* BEGIN Input rows *
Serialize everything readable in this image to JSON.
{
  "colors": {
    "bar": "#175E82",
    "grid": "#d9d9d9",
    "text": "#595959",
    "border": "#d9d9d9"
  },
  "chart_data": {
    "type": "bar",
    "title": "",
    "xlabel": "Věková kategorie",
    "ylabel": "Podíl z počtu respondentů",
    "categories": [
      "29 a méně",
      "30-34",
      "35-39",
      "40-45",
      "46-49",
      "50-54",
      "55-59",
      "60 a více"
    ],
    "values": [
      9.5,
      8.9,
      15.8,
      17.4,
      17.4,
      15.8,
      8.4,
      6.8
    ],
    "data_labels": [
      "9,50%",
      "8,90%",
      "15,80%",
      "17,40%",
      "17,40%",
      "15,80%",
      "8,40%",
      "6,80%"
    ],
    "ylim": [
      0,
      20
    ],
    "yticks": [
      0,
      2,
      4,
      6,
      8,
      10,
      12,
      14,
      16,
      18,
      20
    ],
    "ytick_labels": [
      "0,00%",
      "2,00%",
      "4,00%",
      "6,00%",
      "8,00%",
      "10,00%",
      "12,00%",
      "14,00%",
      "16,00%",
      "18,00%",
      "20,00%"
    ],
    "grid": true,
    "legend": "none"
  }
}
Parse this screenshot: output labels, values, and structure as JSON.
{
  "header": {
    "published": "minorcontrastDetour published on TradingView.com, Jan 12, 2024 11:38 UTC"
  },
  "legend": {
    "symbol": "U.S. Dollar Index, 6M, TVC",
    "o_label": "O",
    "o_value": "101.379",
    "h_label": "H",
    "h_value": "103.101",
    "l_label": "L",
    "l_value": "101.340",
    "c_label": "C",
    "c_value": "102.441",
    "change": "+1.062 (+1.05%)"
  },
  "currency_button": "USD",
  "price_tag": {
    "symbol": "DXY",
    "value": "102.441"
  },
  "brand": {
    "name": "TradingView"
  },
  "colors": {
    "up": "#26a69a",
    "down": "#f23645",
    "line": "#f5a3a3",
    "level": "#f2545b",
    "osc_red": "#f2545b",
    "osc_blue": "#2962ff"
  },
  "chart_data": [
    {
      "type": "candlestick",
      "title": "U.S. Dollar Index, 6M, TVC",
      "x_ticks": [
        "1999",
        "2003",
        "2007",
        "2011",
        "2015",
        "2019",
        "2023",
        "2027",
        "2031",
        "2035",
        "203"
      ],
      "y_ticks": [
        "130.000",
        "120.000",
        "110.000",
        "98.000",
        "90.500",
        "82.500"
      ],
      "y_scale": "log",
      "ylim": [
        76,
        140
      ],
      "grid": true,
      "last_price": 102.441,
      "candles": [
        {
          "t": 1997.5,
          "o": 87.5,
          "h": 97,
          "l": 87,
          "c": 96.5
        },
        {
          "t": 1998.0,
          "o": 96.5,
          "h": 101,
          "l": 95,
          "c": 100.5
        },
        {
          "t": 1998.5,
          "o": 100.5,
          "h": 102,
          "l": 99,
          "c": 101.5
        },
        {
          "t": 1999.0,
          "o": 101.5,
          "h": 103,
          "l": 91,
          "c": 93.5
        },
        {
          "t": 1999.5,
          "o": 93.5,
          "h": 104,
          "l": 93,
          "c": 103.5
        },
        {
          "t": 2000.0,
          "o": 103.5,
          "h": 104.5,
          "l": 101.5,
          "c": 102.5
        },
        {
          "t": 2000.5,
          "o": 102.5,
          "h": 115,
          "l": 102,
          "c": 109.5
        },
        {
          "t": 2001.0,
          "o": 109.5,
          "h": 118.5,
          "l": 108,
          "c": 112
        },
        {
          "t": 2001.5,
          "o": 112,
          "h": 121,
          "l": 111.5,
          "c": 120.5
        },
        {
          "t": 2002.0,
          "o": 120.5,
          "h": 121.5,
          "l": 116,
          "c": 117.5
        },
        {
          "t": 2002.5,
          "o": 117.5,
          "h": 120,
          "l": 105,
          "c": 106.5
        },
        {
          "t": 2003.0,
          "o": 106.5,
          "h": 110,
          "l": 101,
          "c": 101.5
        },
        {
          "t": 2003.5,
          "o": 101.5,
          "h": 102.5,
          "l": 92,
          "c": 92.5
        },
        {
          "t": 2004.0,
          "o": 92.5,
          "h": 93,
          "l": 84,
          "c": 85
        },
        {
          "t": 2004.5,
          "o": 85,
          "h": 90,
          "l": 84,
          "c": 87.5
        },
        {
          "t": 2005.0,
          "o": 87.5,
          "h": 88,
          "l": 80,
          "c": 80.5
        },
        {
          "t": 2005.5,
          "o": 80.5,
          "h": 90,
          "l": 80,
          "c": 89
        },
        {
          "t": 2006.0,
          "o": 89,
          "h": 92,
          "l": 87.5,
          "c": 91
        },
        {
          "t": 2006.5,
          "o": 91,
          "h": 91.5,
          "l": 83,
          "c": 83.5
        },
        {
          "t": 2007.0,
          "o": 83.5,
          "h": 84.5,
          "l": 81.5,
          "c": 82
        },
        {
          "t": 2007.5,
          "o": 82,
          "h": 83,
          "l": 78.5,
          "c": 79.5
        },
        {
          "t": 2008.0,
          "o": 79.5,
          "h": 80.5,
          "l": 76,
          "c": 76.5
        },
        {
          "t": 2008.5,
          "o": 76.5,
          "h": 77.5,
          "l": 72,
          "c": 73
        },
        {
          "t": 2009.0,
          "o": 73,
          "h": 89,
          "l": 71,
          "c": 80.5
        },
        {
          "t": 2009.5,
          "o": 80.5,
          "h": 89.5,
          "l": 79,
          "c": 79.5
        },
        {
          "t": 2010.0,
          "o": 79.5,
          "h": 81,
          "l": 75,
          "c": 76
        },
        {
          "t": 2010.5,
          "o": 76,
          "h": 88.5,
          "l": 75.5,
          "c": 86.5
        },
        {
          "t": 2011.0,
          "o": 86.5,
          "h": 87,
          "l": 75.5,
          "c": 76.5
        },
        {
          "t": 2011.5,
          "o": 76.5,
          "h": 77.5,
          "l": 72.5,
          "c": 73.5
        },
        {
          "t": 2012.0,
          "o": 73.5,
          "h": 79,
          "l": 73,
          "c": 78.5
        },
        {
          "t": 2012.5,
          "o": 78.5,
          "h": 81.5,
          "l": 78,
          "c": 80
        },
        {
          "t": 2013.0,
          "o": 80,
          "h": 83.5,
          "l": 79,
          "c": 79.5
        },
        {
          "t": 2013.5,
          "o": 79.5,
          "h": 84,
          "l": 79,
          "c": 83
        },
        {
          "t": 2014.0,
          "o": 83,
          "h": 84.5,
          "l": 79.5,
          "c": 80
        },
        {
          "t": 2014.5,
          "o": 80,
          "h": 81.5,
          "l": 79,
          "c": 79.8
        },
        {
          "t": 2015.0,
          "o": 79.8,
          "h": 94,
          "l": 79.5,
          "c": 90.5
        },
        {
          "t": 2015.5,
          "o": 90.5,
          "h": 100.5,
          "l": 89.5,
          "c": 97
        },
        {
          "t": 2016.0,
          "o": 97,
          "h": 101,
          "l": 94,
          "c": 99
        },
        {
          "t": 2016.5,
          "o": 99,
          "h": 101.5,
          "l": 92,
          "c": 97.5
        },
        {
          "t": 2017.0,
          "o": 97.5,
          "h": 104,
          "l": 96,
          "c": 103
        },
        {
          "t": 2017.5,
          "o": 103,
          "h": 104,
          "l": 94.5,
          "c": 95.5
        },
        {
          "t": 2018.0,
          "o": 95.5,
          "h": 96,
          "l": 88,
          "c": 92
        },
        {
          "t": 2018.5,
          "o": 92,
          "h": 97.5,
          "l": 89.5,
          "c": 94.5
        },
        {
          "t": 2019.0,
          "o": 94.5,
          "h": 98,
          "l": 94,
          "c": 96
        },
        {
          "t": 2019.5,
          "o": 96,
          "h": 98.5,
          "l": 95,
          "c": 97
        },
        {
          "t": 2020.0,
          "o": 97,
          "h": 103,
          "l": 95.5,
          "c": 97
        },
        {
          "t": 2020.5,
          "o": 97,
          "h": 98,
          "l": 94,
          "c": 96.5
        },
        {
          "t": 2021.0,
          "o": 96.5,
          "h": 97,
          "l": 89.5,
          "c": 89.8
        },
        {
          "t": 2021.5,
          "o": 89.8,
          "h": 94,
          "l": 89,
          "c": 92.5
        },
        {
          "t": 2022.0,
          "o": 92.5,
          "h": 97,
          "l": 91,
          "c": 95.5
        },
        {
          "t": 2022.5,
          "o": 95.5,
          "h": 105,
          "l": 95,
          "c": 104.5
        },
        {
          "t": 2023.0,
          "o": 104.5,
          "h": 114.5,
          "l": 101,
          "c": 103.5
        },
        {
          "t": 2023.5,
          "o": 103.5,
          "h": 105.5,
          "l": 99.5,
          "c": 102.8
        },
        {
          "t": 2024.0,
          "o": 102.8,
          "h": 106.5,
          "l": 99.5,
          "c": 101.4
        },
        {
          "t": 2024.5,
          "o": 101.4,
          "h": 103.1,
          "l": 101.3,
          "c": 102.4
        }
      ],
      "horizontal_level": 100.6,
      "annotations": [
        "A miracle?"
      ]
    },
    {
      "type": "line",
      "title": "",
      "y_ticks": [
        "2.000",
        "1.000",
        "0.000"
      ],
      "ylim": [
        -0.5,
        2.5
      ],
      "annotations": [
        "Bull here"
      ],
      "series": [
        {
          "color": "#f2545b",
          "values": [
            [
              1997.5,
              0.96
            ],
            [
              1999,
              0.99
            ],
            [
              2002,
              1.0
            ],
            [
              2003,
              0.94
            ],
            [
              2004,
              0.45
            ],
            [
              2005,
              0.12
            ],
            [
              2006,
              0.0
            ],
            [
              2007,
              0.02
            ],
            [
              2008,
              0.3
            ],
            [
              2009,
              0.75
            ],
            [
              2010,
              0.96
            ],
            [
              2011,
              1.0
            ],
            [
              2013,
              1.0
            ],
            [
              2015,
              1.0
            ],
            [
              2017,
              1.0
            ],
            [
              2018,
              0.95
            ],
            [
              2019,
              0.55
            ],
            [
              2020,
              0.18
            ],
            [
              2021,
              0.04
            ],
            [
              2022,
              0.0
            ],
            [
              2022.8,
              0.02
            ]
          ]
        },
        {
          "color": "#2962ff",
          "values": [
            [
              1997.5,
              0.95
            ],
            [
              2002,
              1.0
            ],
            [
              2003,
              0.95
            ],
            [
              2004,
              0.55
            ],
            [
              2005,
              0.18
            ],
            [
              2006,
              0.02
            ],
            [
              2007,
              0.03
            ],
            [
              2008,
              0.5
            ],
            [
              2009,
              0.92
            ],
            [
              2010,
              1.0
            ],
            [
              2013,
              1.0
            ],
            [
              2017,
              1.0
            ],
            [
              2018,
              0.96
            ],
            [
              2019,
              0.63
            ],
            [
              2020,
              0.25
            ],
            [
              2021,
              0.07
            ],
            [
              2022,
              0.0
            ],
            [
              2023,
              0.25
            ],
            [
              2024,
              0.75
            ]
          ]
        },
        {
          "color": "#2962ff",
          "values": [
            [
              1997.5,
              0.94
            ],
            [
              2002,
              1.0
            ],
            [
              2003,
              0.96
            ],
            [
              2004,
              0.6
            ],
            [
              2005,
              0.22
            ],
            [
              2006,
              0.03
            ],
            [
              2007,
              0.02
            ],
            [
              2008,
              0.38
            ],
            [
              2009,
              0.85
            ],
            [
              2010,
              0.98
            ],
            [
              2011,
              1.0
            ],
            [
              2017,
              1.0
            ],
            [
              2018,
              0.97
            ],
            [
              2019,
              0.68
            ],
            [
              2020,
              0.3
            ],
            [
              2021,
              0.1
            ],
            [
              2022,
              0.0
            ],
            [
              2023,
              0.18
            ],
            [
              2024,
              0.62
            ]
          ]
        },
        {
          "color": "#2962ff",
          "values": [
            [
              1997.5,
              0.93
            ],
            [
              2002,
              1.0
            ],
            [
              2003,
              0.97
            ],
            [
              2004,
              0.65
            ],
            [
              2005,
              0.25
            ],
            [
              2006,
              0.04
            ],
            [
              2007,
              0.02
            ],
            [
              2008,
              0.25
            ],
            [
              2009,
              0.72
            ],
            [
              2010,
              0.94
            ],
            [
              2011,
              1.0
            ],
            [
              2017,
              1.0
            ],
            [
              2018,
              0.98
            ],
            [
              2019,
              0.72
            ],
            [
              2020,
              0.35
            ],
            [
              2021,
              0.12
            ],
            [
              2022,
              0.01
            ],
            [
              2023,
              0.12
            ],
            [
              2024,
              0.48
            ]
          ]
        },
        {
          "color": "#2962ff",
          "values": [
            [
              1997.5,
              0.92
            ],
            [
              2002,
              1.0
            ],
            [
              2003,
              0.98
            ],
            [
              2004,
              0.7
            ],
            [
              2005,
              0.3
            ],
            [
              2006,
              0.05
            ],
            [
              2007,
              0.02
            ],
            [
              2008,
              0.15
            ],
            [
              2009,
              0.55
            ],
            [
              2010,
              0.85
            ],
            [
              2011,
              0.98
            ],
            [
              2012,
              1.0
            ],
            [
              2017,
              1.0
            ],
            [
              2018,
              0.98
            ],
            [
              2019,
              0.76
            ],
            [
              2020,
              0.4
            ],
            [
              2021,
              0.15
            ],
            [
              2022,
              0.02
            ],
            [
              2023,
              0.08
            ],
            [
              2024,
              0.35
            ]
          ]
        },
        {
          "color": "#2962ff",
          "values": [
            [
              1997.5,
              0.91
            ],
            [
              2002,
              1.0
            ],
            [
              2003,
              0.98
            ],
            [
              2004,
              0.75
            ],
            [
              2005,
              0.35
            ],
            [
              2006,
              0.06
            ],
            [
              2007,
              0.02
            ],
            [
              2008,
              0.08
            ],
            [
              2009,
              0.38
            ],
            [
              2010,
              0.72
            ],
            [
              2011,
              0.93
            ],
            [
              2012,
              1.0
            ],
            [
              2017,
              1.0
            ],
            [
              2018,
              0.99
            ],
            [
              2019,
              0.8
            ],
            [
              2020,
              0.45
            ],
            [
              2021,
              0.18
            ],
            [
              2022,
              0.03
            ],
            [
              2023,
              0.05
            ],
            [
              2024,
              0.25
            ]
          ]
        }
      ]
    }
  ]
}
* END Input rows *
**Requirements:** Show the lines of the data that hold the word "JSON".

**Exercise result:**
Serialize everything readable in this image to JSON.
Parse this screenshot: output labels, values, and structure as JSON.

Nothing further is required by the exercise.